[Collected data entries]

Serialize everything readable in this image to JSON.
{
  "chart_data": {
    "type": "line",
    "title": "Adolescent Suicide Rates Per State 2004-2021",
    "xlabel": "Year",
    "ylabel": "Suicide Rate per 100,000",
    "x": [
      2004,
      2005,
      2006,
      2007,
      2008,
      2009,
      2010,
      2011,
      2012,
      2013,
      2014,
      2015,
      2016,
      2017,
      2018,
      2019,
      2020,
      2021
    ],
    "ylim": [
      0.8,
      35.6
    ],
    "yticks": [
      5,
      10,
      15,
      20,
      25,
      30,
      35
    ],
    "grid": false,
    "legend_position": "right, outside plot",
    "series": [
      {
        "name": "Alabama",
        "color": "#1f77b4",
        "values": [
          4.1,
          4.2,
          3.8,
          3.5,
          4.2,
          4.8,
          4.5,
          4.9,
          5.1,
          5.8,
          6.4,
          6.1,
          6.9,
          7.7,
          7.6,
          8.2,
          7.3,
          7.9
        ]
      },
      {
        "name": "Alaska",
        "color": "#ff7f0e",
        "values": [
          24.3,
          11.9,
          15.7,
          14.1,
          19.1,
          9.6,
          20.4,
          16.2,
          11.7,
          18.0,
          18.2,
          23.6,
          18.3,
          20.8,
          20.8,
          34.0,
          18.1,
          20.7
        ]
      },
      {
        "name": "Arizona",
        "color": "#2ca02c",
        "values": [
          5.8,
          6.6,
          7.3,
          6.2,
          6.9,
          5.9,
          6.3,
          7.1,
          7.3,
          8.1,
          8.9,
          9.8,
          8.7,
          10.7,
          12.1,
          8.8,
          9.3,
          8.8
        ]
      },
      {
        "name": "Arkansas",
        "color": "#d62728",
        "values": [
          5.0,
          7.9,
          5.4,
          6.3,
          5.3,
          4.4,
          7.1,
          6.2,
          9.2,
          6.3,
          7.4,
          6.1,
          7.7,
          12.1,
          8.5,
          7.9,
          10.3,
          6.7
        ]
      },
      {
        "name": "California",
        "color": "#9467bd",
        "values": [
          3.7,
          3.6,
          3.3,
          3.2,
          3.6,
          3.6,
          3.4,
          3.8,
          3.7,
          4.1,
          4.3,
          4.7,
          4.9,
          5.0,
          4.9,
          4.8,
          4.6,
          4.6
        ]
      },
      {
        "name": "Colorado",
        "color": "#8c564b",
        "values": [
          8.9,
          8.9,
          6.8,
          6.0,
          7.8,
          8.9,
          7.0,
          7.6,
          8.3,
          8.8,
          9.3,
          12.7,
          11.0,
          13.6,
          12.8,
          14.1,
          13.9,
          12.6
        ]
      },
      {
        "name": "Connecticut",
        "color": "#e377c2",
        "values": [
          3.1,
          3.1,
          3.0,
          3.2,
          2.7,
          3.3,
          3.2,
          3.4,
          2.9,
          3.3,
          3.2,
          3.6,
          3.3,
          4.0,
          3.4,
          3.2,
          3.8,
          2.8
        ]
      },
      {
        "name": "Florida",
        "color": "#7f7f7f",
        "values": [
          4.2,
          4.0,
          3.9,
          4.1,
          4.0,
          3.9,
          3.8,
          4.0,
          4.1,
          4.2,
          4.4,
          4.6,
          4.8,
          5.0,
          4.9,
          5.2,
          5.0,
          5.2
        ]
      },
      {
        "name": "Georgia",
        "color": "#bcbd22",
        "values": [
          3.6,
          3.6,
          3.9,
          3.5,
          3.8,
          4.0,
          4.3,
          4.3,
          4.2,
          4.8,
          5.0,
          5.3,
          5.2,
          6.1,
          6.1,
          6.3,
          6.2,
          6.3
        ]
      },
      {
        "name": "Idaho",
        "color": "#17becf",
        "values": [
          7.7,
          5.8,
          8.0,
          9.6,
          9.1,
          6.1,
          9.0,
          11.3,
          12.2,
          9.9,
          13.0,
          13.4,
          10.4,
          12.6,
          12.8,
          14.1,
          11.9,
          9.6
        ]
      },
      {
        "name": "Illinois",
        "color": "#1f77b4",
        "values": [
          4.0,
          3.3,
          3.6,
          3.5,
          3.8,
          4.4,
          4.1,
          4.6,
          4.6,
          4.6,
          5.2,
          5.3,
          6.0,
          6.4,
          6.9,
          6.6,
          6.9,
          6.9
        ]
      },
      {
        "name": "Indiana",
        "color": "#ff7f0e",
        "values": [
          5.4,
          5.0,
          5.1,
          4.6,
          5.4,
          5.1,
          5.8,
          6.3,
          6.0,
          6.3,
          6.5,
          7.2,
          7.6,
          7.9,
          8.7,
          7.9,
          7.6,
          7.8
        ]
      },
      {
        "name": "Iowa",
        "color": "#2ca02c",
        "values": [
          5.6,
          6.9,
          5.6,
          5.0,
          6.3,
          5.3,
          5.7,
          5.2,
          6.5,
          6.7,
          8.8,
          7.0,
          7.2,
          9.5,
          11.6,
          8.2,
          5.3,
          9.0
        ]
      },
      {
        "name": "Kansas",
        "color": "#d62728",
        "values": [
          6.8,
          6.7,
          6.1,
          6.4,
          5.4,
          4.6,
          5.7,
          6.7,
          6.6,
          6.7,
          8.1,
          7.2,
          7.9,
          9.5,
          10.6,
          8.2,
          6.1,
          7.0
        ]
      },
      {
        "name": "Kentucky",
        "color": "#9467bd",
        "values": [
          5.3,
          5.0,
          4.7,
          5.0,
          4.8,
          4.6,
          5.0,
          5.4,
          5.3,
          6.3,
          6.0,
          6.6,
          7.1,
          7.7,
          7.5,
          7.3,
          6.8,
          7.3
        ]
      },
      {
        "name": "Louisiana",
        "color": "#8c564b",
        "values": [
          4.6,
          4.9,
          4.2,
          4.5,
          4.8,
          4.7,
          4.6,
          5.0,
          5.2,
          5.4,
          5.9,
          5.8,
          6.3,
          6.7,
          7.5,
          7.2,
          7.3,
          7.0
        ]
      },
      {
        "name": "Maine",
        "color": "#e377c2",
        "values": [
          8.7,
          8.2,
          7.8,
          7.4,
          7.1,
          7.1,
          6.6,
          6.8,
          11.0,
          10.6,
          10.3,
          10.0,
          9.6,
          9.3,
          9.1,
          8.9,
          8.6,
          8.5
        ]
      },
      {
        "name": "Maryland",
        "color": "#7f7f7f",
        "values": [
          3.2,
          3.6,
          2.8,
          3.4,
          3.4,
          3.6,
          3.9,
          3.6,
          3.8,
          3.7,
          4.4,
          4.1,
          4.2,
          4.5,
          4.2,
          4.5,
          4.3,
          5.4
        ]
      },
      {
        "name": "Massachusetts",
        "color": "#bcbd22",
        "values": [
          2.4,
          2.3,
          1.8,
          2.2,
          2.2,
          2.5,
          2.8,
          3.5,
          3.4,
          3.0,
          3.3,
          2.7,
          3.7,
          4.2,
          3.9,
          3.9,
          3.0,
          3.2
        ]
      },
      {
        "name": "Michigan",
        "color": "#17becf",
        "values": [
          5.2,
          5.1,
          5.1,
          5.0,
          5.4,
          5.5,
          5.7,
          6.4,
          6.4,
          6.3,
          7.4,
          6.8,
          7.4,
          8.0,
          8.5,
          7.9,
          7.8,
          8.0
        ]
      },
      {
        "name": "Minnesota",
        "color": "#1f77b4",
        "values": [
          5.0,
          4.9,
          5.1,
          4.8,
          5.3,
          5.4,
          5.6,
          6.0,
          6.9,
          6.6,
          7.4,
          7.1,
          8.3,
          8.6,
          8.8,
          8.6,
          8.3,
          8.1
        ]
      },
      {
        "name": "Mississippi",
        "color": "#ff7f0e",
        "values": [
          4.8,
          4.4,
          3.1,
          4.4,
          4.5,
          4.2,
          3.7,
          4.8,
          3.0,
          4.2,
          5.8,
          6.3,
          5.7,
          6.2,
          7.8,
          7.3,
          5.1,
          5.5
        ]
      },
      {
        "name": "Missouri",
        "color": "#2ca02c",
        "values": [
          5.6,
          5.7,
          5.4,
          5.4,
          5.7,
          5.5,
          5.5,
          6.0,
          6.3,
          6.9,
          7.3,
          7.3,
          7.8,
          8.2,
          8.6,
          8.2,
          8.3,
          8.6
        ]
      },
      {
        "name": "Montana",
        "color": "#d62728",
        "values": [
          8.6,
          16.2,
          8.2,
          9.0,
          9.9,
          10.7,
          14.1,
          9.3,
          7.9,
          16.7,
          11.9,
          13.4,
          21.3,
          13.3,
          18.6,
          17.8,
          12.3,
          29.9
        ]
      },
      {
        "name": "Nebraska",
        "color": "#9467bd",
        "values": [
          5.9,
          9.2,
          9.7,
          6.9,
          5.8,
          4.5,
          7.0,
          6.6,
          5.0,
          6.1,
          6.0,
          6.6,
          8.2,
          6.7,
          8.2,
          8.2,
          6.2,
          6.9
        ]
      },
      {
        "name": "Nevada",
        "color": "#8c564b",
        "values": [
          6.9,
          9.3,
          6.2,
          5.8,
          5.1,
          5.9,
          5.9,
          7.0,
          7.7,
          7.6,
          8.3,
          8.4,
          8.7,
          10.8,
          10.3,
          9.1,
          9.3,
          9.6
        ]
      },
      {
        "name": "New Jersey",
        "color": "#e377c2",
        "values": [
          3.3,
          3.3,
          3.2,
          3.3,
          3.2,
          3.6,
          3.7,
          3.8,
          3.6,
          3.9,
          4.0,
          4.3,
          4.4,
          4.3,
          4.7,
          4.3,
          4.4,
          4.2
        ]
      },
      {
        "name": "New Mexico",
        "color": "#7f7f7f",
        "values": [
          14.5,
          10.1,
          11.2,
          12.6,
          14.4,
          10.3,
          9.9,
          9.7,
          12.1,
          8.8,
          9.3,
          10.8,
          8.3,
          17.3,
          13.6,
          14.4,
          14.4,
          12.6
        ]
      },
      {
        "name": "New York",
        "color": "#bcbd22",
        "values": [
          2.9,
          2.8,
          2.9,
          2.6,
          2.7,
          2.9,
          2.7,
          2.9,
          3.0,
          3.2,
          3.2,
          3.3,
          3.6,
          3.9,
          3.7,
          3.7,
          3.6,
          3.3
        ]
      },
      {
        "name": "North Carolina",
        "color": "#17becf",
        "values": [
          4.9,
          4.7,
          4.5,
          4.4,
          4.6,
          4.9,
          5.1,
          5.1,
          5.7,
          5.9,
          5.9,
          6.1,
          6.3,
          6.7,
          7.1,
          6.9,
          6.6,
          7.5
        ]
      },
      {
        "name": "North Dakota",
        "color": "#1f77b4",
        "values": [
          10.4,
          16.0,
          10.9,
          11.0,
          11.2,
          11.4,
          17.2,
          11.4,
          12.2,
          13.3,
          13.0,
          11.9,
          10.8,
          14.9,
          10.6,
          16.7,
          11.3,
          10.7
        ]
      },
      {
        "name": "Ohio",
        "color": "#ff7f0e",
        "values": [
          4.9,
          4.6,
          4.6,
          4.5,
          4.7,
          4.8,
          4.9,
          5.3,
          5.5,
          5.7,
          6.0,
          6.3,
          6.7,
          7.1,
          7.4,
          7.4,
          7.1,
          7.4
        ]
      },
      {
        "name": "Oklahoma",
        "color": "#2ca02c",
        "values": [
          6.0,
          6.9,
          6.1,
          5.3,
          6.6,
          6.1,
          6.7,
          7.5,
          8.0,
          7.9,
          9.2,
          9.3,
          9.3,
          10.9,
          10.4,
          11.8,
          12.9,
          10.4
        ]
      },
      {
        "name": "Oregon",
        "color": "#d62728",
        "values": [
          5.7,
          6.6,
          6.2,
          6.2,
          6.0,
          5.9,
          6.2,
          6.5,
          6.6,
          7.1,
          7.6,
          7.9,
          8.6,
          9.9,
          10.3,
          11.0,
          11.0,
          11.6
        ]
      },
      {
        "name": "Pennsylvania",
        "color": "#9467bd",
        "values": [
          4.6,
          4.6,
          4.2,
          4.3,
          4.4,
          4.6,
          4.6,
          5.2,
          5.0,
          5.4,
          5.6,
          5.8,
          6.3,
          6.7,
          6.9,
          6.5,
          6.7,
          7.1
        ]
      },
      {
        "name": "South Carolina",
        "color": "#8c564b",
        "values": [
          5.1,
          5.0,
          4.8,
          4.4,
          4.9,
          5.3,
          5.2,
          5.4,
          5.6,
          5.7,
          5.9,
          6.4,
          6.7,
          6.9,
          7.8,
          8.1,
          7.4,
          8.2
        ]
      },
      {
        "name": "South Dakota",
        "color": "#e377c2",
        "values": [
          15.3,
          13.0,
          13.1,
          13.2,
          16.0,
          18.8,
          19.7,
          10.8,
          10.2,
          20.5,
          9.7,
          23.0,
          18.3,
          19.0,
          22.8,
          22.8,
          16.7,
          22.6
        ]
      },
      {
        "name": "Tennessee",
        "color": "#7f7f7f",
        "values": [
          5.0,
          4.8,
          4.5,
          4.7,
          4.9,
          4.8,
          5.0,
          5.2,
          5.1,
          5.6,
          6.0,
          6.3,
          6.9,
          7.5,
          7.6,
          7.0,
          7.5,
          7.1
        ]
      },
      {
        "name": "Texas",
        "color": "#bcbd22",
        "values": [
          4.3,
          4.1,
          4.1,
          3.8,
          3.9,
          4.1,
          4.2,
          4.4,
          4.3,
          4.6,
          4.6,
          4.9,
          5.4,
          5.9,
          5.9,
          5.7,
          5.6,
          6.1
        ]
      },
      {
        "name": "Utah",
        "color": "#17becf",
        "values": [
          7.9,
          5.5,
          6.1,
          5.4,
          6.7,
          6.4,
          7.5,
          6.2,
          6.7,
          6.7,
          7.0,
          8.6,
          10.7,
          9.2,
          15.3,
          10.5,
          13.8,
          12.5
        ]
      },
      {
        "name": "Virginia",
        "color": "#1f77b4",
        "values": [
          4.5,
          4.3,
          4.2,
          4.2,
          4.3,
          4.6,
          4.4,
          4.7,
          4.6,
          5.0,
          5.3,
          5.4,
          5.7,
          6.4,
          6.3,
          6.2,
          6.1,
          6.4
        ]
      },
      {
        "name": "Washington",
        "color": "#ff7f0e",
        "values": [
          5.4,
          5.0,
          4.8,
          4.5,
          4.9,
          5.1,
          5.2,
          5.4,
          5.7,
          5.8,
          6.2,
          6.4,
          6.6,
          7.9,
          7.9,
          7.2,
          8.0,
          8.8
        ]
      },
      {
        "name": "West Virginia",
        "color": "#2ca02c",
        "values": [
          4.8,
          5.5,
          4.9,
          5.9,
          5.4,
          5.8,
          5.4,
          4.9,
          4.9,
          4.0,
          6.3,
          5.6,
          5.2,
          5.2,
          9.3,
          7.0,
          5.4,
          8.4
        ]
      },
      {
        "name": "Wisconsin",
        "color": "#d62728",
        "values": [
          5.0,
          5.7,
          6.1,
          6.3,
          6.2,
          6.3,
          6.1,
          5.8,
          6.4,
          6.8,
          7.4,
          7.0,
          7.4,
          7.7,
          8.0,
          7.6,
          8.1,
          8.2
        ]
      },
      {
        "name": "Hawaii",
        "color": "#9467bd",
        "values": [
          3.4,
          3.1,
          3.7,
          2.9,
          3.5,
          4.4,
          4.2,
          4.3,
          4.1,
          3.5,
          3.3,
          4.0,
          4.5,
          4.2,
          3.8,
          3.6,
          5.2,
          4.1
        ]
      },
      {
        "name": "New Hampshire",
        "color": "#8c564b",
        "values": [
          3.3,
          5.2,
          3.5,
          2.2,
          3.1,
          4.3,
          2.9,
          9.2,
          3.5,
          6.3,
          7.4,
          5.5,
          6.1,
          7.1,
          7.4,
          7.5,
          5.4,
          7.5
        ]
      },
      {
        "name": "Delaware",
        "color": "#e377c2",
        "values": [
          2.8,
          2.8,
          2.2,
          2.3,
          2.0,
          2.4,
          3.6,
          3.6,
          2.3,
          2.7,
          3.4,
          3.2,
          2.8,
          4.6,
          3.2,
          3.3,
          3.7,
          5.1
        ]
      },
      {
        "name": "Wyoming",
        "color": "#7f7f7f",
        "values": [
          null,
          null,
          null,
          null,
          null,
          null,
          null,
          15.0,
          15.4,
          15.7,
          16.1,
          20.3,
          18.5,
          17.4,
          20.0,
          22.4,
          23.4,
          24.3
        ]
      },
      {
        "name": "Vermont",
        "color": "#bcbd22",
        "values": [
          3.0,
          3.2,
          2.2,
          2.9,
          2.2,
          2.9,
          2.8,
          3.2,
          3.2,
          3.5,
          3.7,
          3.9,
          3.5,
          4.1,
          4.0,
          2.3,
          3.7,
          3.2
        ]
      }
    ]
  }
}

PROBLEM REQUIREMENTS => Take every line from the records above that has the word "North" and copy it.

ANSWER IN FULL =>
        "name": "North Carolina",
        "name": "North Dakota",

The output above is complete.